Materials provided

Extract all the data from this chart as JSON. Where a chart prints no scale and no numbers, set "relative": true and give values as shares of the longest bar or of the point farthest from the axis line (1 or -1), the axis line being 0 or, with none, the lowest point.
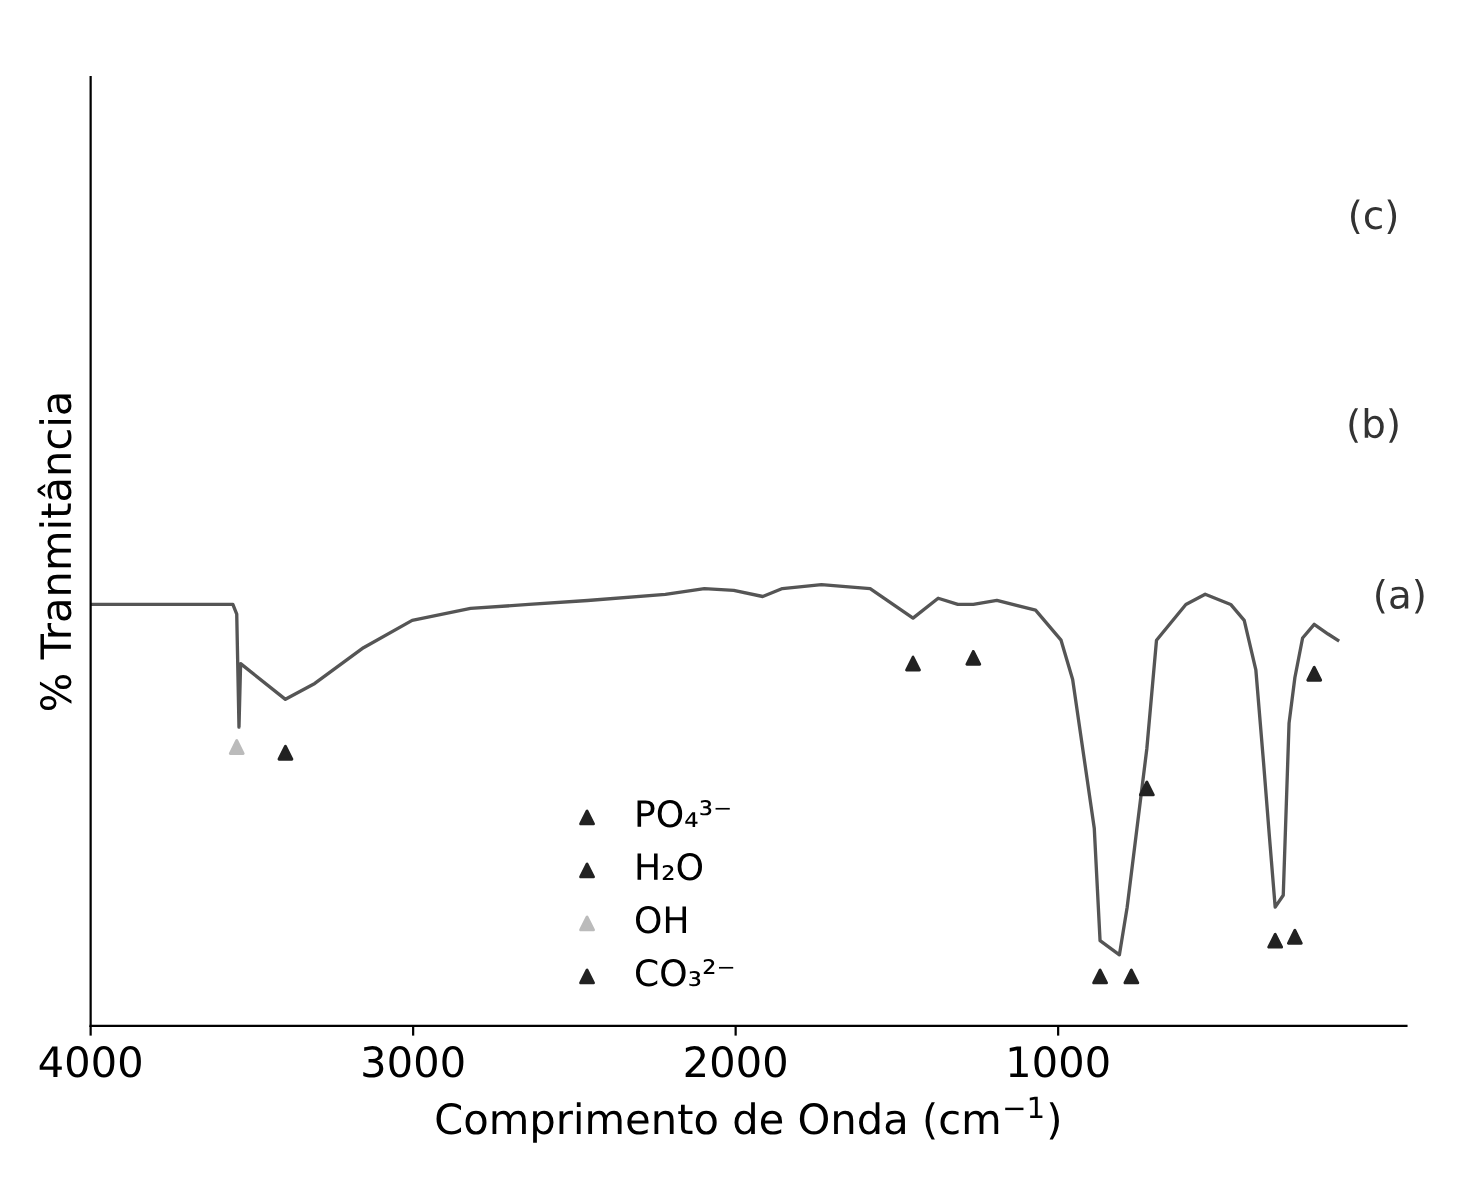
{
  "chart_data": {
    "type": "line",
    "relative": true,
    "xlabel": "Comprimento de Onda (cm$^{−1}$)",
    "ylabel": "% Tranmitância",
    "xlim": [
      4000,
      -80
    ],
    "xticks": [
      4000,
      3000,
      2000,
      1000
    ],
    "legend": "bottom",
    "annotations": [
      "(a)",
      "(b)",
      "(c)"
    ],
    "series": [
      {
        "color": "#555555",
        "x": [
          4000,
          3559,
          3547,
          3540,
          3535,
          3396,
          3305,
          3154,
          3003,
          2822,
          2641,
          2459,
          2218,
          2097,
          2006,
          1916,
          1855,
          1734,
          1583,
          1450,
          1372,
          1311,
          1263,
          1190,
          1070,
          991,
          955,
          888,
          870,
          810,
          786,
          725,
          695,
          604,
          544,
          465,
          423,
          387,
          363,
          345,
          327,
          302,
          284,
          266,
          242,
          206,
          163,
          133
        ],
        "values": [
          0.955,
          0.955,
          0.933,
          0.677,
          0.821,
          0.74,
          0.776,
          0.857,
          0.919,
          0.946,
          0.955,
          0.964,
          0.978,
          0.991,
          0.987,
          0.973,
          0.991,
          1.0,
          0.991,
          0.924,
          0.969,
          0.955,
          0.955,
          0.964,
          0.942,
          0.874,
          0.785,
          0.448,
          0.193,
          0.161,
          0.269,
          0.628,
          0.874,
          0.955,
          0.978,
          0.955,
          0.919,
          0.807,
          0.596,
          0.43,
          0.269,
          0.296,
          0.686,
          0.789,
          0.879,
          0.91,
          0.888,
          0.874
        ]
      },
      {
        "type": "scatter",
        "name": "PO₄³⁻",
        "color": "#222222",
        "marker": "triangle",
        "x": [
          725,
          870,
          773,
          327,
          266,
          206
        ],
        "values": [
          0.538,
          0.112,
          0.112,
          0.193,
          0.202,
          0.798
        ]
      },
      {
        "type": "scatter",
        "name": "H₂O",
        "color": "#222222",
        "marker": "triangle",
        "x": [
          3396,
          1450
        ],
        "values": [
          0.619,
          0.821
        ]
      },
      {
        "type": "scatter",
        "name": "OH",
        "color": "#bbbbbb",
        "marker": "triangle",
        "x": [
          3547
        ],
        "values": [
          0.632
        ]
      },
      {
        "type": "scatter",
        "name": "CO₃²⁻",
        "color": "#222222",
        "marker": "triangle",
        "x": [
          1263
        ],
        "values": [
          0.834
        ]
      }
    ]
  }
}
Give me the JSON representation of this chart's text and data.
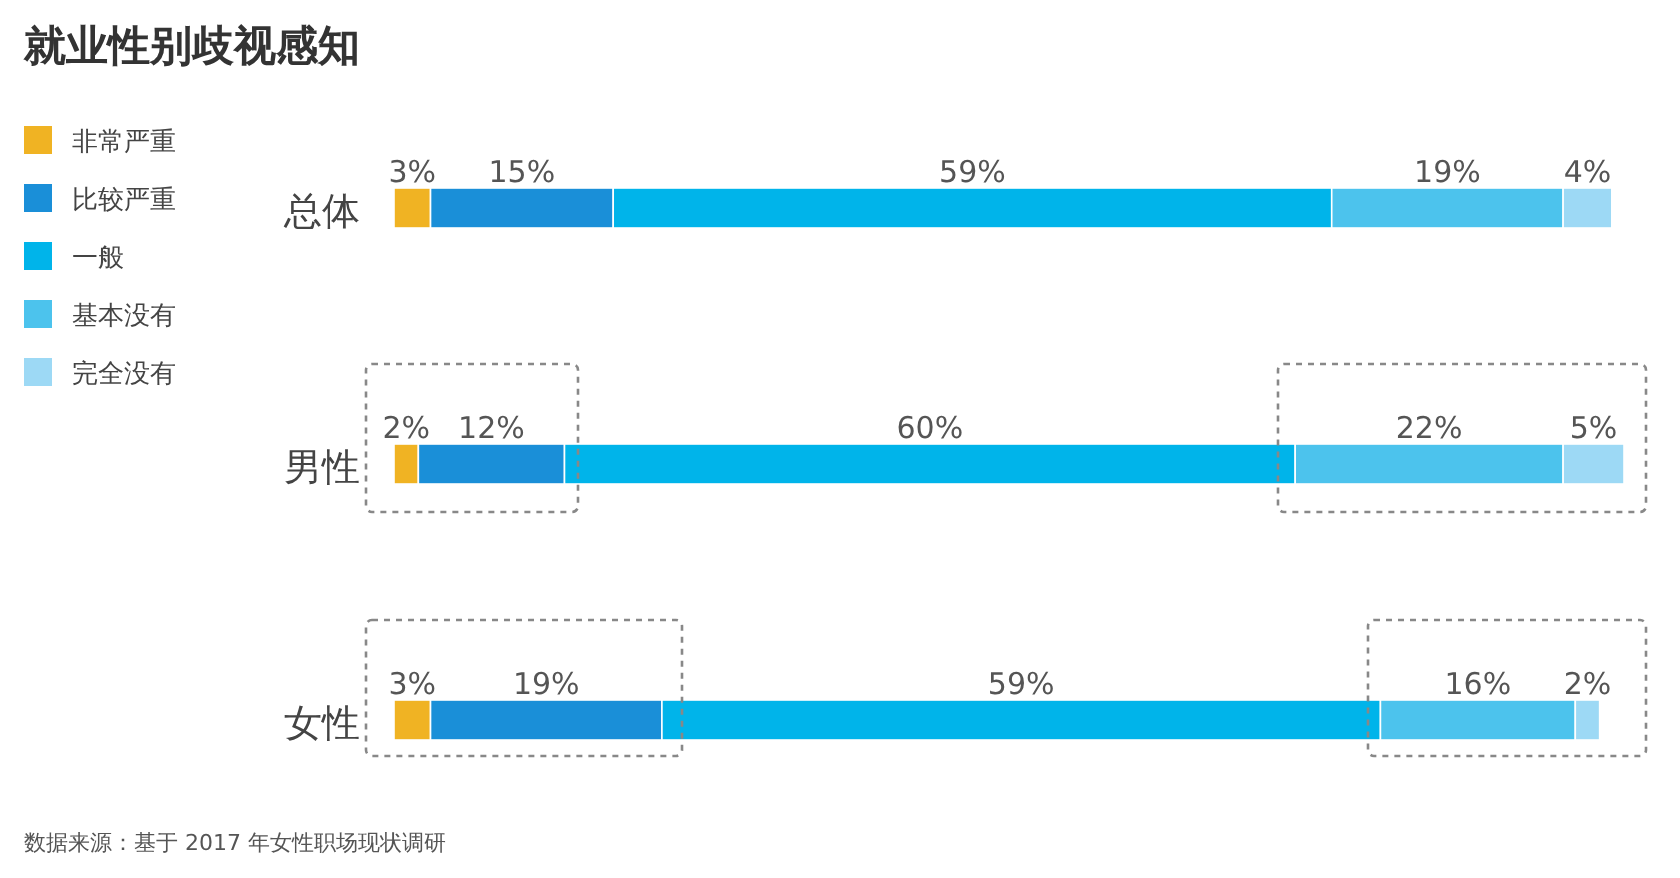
{
  "chart_data": {
    "type": "bar",
    "orientation": "horizontal",
    "stacked": true,
    "title": "就业性别歧视感知",
    "categories": [
      "总体",
      "男性",
      "女性"
    ],
    "series": [
      {
        "name": "非常严重",
        "color": "#f0b323",
        "values": [
          3,
          2,
          3
        ],
        "value_labels": [
          "3%",
          "2%",
          "3%"
        ]
      },
      {
        "name": "比较严重",
        "color": "#1a8fd8",
        "values": [
          15,
          12,
          19
        ],
        "value_labels": [
          "15%",
          "12%",
          "19%"
        ]
      },
      {
        "name": "一般",
        "color": "#00b4ea",
        "values": [
          59,
          60,
          59
        ],
        "value_labels": [
          "59%",
          "60%",
          "59%"
        ]
      },
      {
        "name": "基本没有",
        "color": "#4cc3ed",
        "values": [
          19,
          22,
          16
        ],
        "value_labels": [
          "19%",
          "22%",
          "16%"
        ]
      },
      {
        "name": "完全没有",
        "color": "#9dd9f5",
        "values": [
          4,
          5,
          2
        ],
        "value_labels": [
          "4%",
          "5%",
          "2%"
        ]
      }
    ],
    "legend": "left",
    "annotations": [
      "数据来源：基于 2017 年女性职场现状调研"
    ]
  }
}
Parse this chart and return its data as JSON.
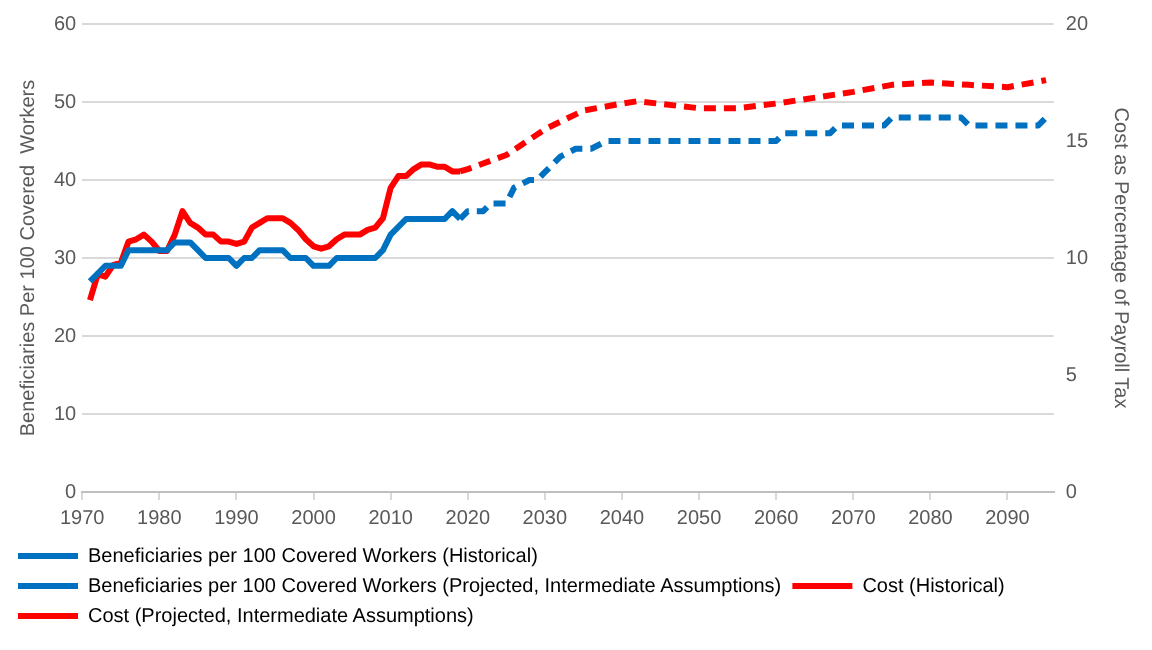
{
  "chart_data": {
    "type": "line",
    "ylabel": "Beneficiaries Per 100 Covered  Workers",
    "y2label": "Cost as Percentage of Payroll Tax",
    "xlim": [
      1970,
      2096
    ],
    "xticks": [
      1970,
      1980,
      1990,
      2000,
      2010,
      2020,
      2030,
      2040,
      2050,
      2060,
      2070,
      2080,
      2090
    ],
    "ylim": [
      0,
      60
    ],
    "yticks": [
      0,
      10,
      20,
      30,
      40,
      50,
      60
    ],
    "y2lim": [
      0,
      20
    ],
    "y2ticks": [
      0,
      5,
      10,
      15,
      20
    ],
    "grid": "y",
    "legend": "bottom",
    "marker": "none",
    "series": [
      {
        "name": "Beneficiaries per 100 Covered Workers (Historical)",
        "color": "#0070c0",
        "line_style": "solid",
        "x": [
          1971,
          1972,
          1973,
          1974,
          1975,
          1976,
          1977,
          1978,
          1979,
          1980,
          1981,
          1982,
          1983,
          1984,
          1985,
          1986,
          1987,
          1988,
          1989,
          1990,
          1991,
          1992,
          1993,
          1994,
          1995,
          1996,
          1997,
          1998,
          1999,
          2000,
          2001,
          2002,
          2003,
          2004,
          2005,
          2006,
          2007,
          2008,
          2009,
          2010,
          2011,
          2012,
          2013,
          2014,
          2015,
          2016,
          2017,
          2018,
          2019
        ],
        "values": [
          27,
          28,
          29,
          29,
          29,
          31,
          31,
          31,
          31,
          31,
          31,
          32,
          32,
          32,
          31,
          30,
          30,
          30,
          30,
          29,
          30,
          30,
          31,
          31,
          31,
          31,
          30,
          30,
          30,
          29,
          29,
          29,
          30,
          30,
          30,
          30,
          30,
          30,
          31,
          33,
          34,
          35,
          35,
          35,
          35,
          35,
          35,
          36,
          35
        ]
      },
      {
        "name": "Beneficiaries per 100 Covered Workers (Projected, Intermediate Assumptions)",
        "color": "#0070c0",
        "line_style": "dashed",
        "x": [
          2019,
          2020,
          2022,
          2023,
          2025,
          2026,
          2028,
          2029,
          2030,
          2031,
          2032,
          2034,
          2036,
          2038,
          2060,
          2061,
          2067,
          2068,
          2074,
          2075,
          2084,
          2085,
          2094,
          2095
        ],
        "values": [
          35,
          36,
          36,
          37,
          37,
          39,
          40,
          40,
          41,
          42,
          43,
          44,
          44,
          45,
          45,
          46,
          46,
          47,
          47,
          48,
          48,
          47,
          47,
          48
        ]
      },
      {
        "name": "Cost (Historical)",
        "color": "#ff0000",
        "line_style": "solid",
        "axis": "y2",
        "x": [
          1971,
          1972,
          1973,
          1974,
          1975,
          1976,
          1977,
          1978,
          1979,
          1980,
          1981,
          1982,
          1983,
          1984,
          1985,
          1986,
          1987,
          1988,
          1989,
          1990,
          1991,
          1992,
          1993,
          1994,
          1995,
          1996,
          1997,
          1998,
          1999,
          2000,
          2001,
          2002,
          2003,
          2004,
          2005,
          2006,
          2007,
          2008,
          2009,
          2010,
          2011,
          2012,
          2013,
          2014,
          2015,
          2016,
          2017,
          2018,
          2019
        ],
        "values": [
          8.2,
          9.3,
          9.2,
          9.7,
          9.8,
          10.7,
          10.8,
          11.0,
          10.7,
          10.3,
          10.3,
          11.0,
          12.0,
          11.5,
          11.3,
          11.0,
          11.0,
          10.7,
          10.7,
          10.6,
          10.7,
          11.3,
          11.5,
          11.7,
          11.7,
          11.7,
          11.5,
          11.2,
          10.8,
          10.5,
          10.4,
          10.5,
          10.8,
          11.0,
          11.0,
          11.0,
          11.2,
          11.3,
          11.7,
          13.0,
          13.5,
          13.5,
          13.8,
          14.0,
          14.0,
          13.9,
          13.9,
          13.7,
          13.7
        ]
      },
      {
        "name": "Cost (Projected, Intermediate Assumptions)",
        "color": "#ff0000",
        "line_style": "dashed",
        "axis": "y2",
        "x": [
          2019,
          2020,
          2025,
          2030,
          2035,
          2040,
          2042,
          2050,
          2055,
          2060,
          2070,
          2075,
          2080,
          2085,
          2090,
          2095
        ],
        "values": [
          13.7,
          13.8,
          14.4,
          15.5,
          16.3,
          16.6,
          16.7,
          16.4,
          16.4,
          16.6,
          17.1,
          17.4,
          17.5,
          17.4,
          17.3,
          17.6
        ]
      }
    ]
  }
}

Work to do
Return every line in the listing that contains the word "ylabel".

Task output
    "ylabel": "% Tranmitância",
    "ylabel": "Beneficiaries Per 100 Covered  Workers",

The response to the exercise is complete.